Supplied data:
···

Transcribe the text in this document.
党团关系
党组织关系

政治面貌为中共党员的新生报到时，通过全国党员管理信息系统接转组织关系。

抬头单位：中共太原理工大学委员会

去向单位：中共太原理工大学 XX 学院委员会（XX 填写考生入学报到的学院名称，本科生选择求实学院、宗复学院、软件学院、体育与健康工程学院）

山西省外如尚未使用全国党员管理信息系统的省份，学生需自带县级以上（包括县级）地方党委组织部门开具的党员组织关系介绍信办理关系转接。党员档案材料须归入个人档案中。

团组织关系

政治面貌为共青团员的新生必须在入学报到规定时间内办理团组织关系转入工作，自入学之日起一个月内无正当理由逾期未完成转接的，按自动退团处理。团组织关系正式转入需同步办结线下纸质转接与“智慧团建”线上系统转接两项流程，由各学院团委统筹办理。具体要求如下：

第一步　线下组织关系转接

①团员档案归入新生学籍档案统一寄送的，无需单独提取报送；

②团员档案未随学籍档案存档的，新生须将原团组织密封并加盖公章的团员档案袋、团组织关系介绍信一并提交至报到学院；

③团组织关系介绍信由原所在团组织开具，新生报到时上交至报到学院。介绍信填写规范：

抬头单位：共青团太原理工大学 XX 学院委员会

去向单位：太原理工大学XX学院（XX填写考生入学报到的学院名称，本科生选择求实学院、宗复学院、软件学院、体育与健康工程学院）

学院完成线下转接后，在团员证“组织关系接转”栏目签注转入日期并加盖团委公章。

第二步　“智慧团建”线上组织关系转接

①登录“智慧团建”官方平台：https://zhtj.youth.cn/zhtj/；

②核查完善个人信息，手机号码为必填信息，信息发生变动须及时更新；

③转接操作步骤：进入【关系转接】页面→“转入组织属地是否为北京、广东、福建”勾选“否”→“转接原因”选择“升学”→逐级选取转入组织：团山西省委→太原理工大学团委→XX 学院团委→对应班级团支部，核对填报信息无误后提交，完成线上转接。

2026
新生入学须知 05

···

Set task: Repeat every line of the data, exactly and in full.

Expected output:
Transcribe the text in this document.
党团关系
党组织关系

政治面貌为中共党员的新生报到时，通过全国党员管理信息系统接转组织关系。

抬头单位：中共太原理工大学委员会

去向单位：中共太原理工大学 XX 学院委员会（XX 填写考生入学报到的学院名称，本科生选择求实学院、宗复学院、软件学院、体育与健康工程学院）

山西省外如尚未使用全国党员管理信息系统的省份，学生需自带县级以上（包括县级）地方党委组织部门开具的党员组织关系介绍信办理关系转接。党员档案材料须归入个人档案中。

团组织关系

政治面貌为共青团员的新生必须在入学报到规定时间内办理团组织关系转入工作，自入学之日起一个月内无正当理由逾期未完成转接的，按自动退团处理。团组织关系正式转入需同步办结线下纸质转接与“智慧团建”线上系统转接两项流程，由各学院团委统筹办理。具体要求如下：

第一步　线下组织关系转接

①团员档案归入新生学籍档案统一寄送的，无需单独提取报送；

②团员档案未随学籍档案存档的，新生须将原团组织密封并加盖公章的团员档案袋、团组织关系介绍信一并提交至报到学院；

③团组织关系介绍信由原所在团组织开具，新生报到时上交至报到学院。介绍信填写规范：

抬头单位：共青团太原理工大学 XX 学院委员会

去向单位：太原理工大学XX学院（XX填写考生入学报到的学院名称，本科生选择求实学院、宗复学院、软件学院、体育与健康工程学院）

学院完成线下转接后，在团员证“组织关系接转”栏目签注转入日期并加盖团委公章。

第二步　“智慧团建”线上组织关系转接

①登录“智慧团建”官方平台：https://zhtj.youth.cn/zhtj/；

②核查完善个人信息，手机号码为必填信息，信息发生变动须及时更新；

③转接操作步骤：进入【关系转接】页面→“转入组织属地是否为北京、广东、福建”勾选“否”→“转接原因”选择“升学”→逐级选取转入组织：团山西省委→太原理工大学团委→XX 学院团委→对应班级团支部，核对填报信息无误后提交，完成线上转接。

2026
新生入学须知 05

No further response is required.